Task objective: Your task is to copy the listing exactly, with the pictures left out.

Information shown:
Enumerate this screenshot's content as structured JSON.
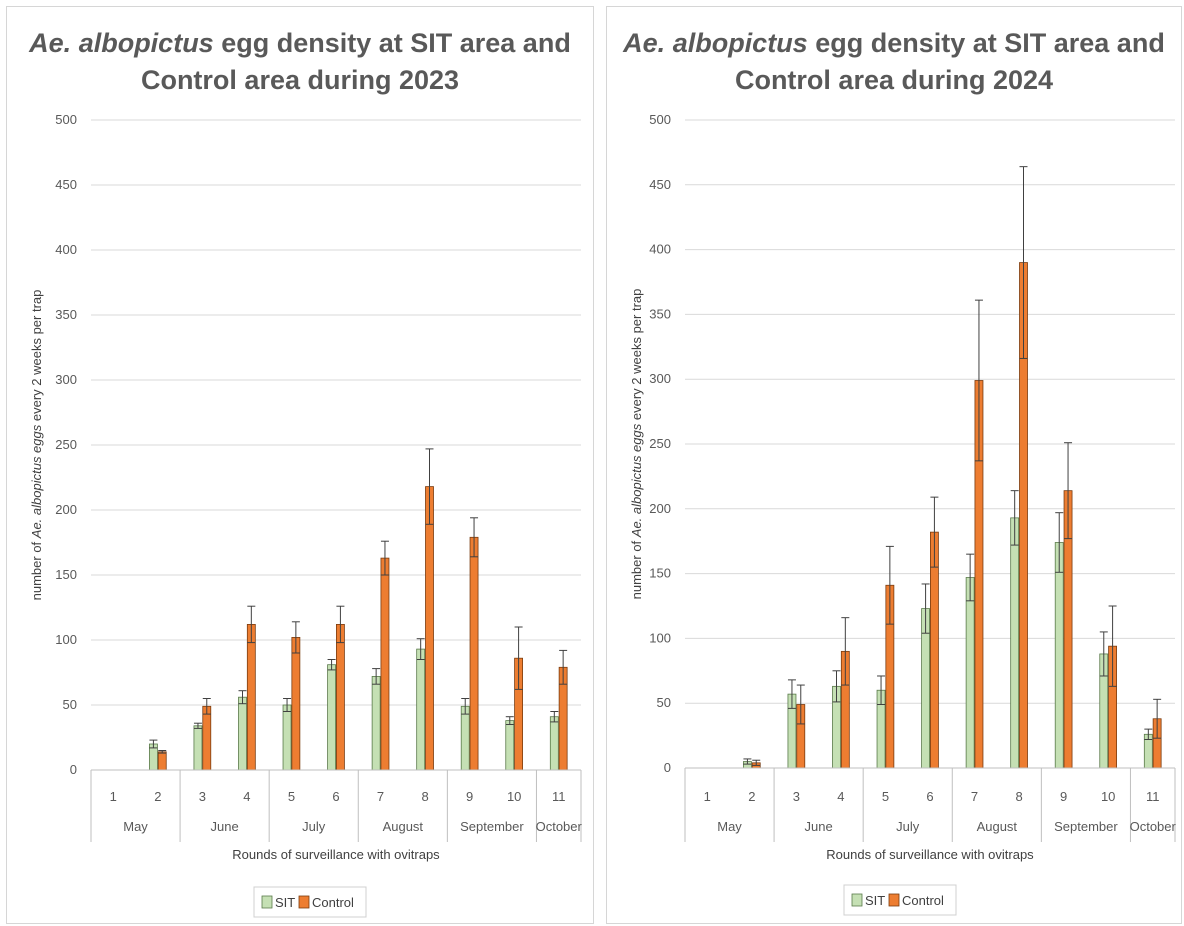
{
  "chart_data": [
    {
      "type": "bar",
      "title_italic": "Ae. albopictus",
      "title_rest_line1": " egg density at SIT area and",
      "title_line2": "Control area during 2023",
      "ylabel_pre": "number of ",
      "ylabel_italic": "Ae. albopictus  eggs",
      "ylabel_post": " every 2  weeks per trap",
      "xlabel": "Rounds of surveillance with ovitraps",
      "ylim": [
        0,
        500
      ],
      "yticks": [
        0,
        50,
        100,
        150,
        200,
        250,
        300,
        350,
        400,
        450,
        500
      ],
      "categories": [
        "1",
        "2",
        "3",
        "4",
        "5",
        "6",
        "7",
        "8",
        "9",
        "10",
        "11"
      ],
      "months": [
        {
          "label": "May",
          "rounds": 2
        },
        {
          "label": "June",
          "rounds": 2
        },
        {
          "label": "July",
          "rounds": 2
        },
        {
          "label": "August",
          "rounds": 2
        },
        {
          "label": "September",
          "rounds": 2
        },
        {
          "label": "October",
          "rounds": 1
        }
      ],
      "series": [
        {
          "name": "SIT",
          "color": "#c5e0b4",
          "edge": "#5a7a4a",
          "values": [
            0,
            20,
            34,
            56,
            50,
            81,
            72,
            93,
            49,
            38,
            41
          ],
          "errors": [
            0,
            3,
            2,
            5,
            5,
            4,
            6,
            8,
            6,
            3,
            4
          ]
        },
        {
          "name": "Control",
          "color": "#ed7d31",
          "edge": "#7a3c10",
          "values": [
            0,
            14,
            49,
            112,
            102,
            112,
            163,
            218,
            179,
            86,
            79
          ],
          "errors": [
            0,
            1,
            6,
            14,
            12,
            14,
            13,
            29,
            15,
            24,
            13
          ]
        }
      ],
      "legend_position": "bottom-center",
      "grid": true
    },
    {
      "type": "bar",
      "title_italic": "Ae. albopictus",
      "title_rest_line1": " egg density at SIT area and",
      "title_line2": "Control area during 2024",
      "ylabel_pre": "number of ",
      "ylabel_italic": "Ae. albopictus  eggs",
      "ylabel_post": " every 2  weeks per trap",
      "xlabel": "Rounds of surveillance with ovitraps",
      "ylim": [
        0,
        500
      ],
      "yticks": [
        0,
        50,
        100,
        150,
        200,
        250,
        300,
        350,
        400,
        450,
        500
      ],
      "categories": [
        "1",
        "2",
        "3",
        "4",
        "5",
        "6",
        "7",
        "8",
        "9",
        "10",
        "11"
      ],
      "months": [
        {
          "label": "May",
          "rounds": 2
        },
        {
          "label": "June",
          "rounds": 2
        },
        {
          "label": "July",
          "rounds": 2
        },
        {
          "label": "August",
          "rounds": 2
        },
        {
          "label": "September",
          "rounds": 2
        },
        {
          "label": "October",
          "rounds": 1
        }
      ],
      "series": [
        {
          "name": "SIT",
          "color": "#c5e0b4",
          "edge": "#5a7a4a",
          "values": [
            0,
            5,
            57,
            63,
            60,
            123,
            147,
            193,
            174,
            88,
            26
          ],
          "errors": [
            0,
            2,
            11,
            12,
            11,
            19,
            18,
            21,
            23,
            17,
            4
          ]
        },
        {
          "name": "Control",
          "color": "#ed7d31",
          "edge": "#7a3c10",
          "values": [
            0,
            4,
            49,
            90,
            141,
            182,
            299,
            390,
            214,
            94,
            38
          ],
          "errors": [
            0,
            2,
            15,
            26,
            30,
            27,
            62,
            74,
            37,
            31,
            15
          ]
        }
      ],
      "legend_position": "bottom-center",
      "grid": true
    }
  ]
}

Solution to the problem:
Enumerate this screenshot's content as structured JSON.
{
  "chart_data": [
    {
      "type": "bar",
      "title_italic": "Ae. albopictus",
      "title_rest_line1": " egg density at SIT area and",
      "title_line2": "Control area during 2023",
      "ylabel_pre": "number of ",
      "ylabel_italic": "Ae. albopictus  eggs",
      "ylabel_post": " every 2  weeks per trap",
      "xlabel": "Rounds of surveillance with ovitraps",
      "ylim": [
        0,
        500
      ],
      "yticks": [
        0,
        50,
        100,
        150,
        200,
        250,
        300,
        350,
        400,
        450,
        500
      ],
      "categories": [
        "1",
        "2",
        "3",
        "4",
        "5",
        "6",
        "7",
        "8",
        "9",
        "10",
        "11"
      ],
      "months": [
        {
          "label": "May",
          "rounds": 2
        },
        {
          "label": "June",
          "rounds": 2
        },
        {
          "label": "July",
          "rounds": 2
        },
        {
          "label": "August",
          "rounds": 2
        },
        {
          "label": "September",
          "rounds": 2
        },
        {
          "label": "October",
          "rounds": 1
        }
      ],
      "series": [
        {
          "name": "SIT",
          "color": "#c5e0b4",
          "edge": "#5a7a4a",
          "values": [
            0,
            20,
            34,
            56,
            50,
            81,
            72,
            93,
            49,
            38,
            41
          ],
          "errors": [
            0,
            3,
            2,
            5,
            5,
            4,
            6,
            8,
            6,
            3,
            4
          ]
        },
        {
          "name": "Control",
          "color": "#ed7d31",
          "edge": "#7a3c10",
          "values": [
            0,
            14,
            49,
            112,
            102,
            112,
            163,
            218,
            179,
            86,
            79
          ],
          "errors": [
            0,
            1,
            6,
            14,
            12,
            14,
            13,
            29,
            15,
            24,
            13
          ]
        }
      ],
      "legend_position": "bottom-center",
      "grid": true
    },
    {
      "type": "bar",
      "title_italic": "Ae. albopictus",
      "title_rest_line1": " egg density at SIT area and",
      "title_line2": "Control area during 2024",
      "ylabel_pre": "number of ",
      "ylabel_italic": "Ae. albopictus  eggs",
      "ylabel_post": " every 2  weeks per trap",
      "xlabel": "Rounds of surveillance with ovitraps",
      "ylim": [
        0,
        500
      ],
      "yticks": [
        0,
        50,
        100,
        150,
        200,
        250,
        300,
        350,
        400,
        450,
        500
      ],
      "categories": [
        "1",
        "2",
        "3",
        "4",
        "5",
        "6",
        "7",
        "8",
        "9",
        "10",
        "11"
      ],
      "months": [
        {
          "label": "May",
          "rounds": 2
        },
        {
          "label": "June",
          "rounds": 2
        },
        {
          "label": "July",
          "rounds": 2
        },
        {
          "label": "August",
          "rounds": 2
        },
        {
          "label": "September",
          "rounds": 2
        },
        {
          "label": "October",
          "rounds": 1
        }
      ],
      "series": [
        {
          "name": "SIT",
          "color": "#c5e0b4",
          "edge": "#5a7a4a",
          "values": [
            0,
            5,
            57,
            63,
            60,
            123,
            147,
            193,
            174,
            88,
            26
          ],
          "errors": [
            0,
            2,
            11,
            12,
            11,
            19,
            18,
            21,
            23,
            17,
            4
          ]
        },
        {
          "name": "Control",
          "color": "#ed7d31",
          "edge": "#7a3c10",
          "values": [
            0,
            4,
            49,
            90,
            141,
            182,
            299,
            390,
            214,
            94,
            38
          ],
          "errors": [
            0,
            2,
            15,
            26,
            30,
            27,
            62,
            74,
            37,
            31,
            15
          ]
        }
      ],
      "legend_position": "bottom-center",
      "grid": true
    }
  ]
}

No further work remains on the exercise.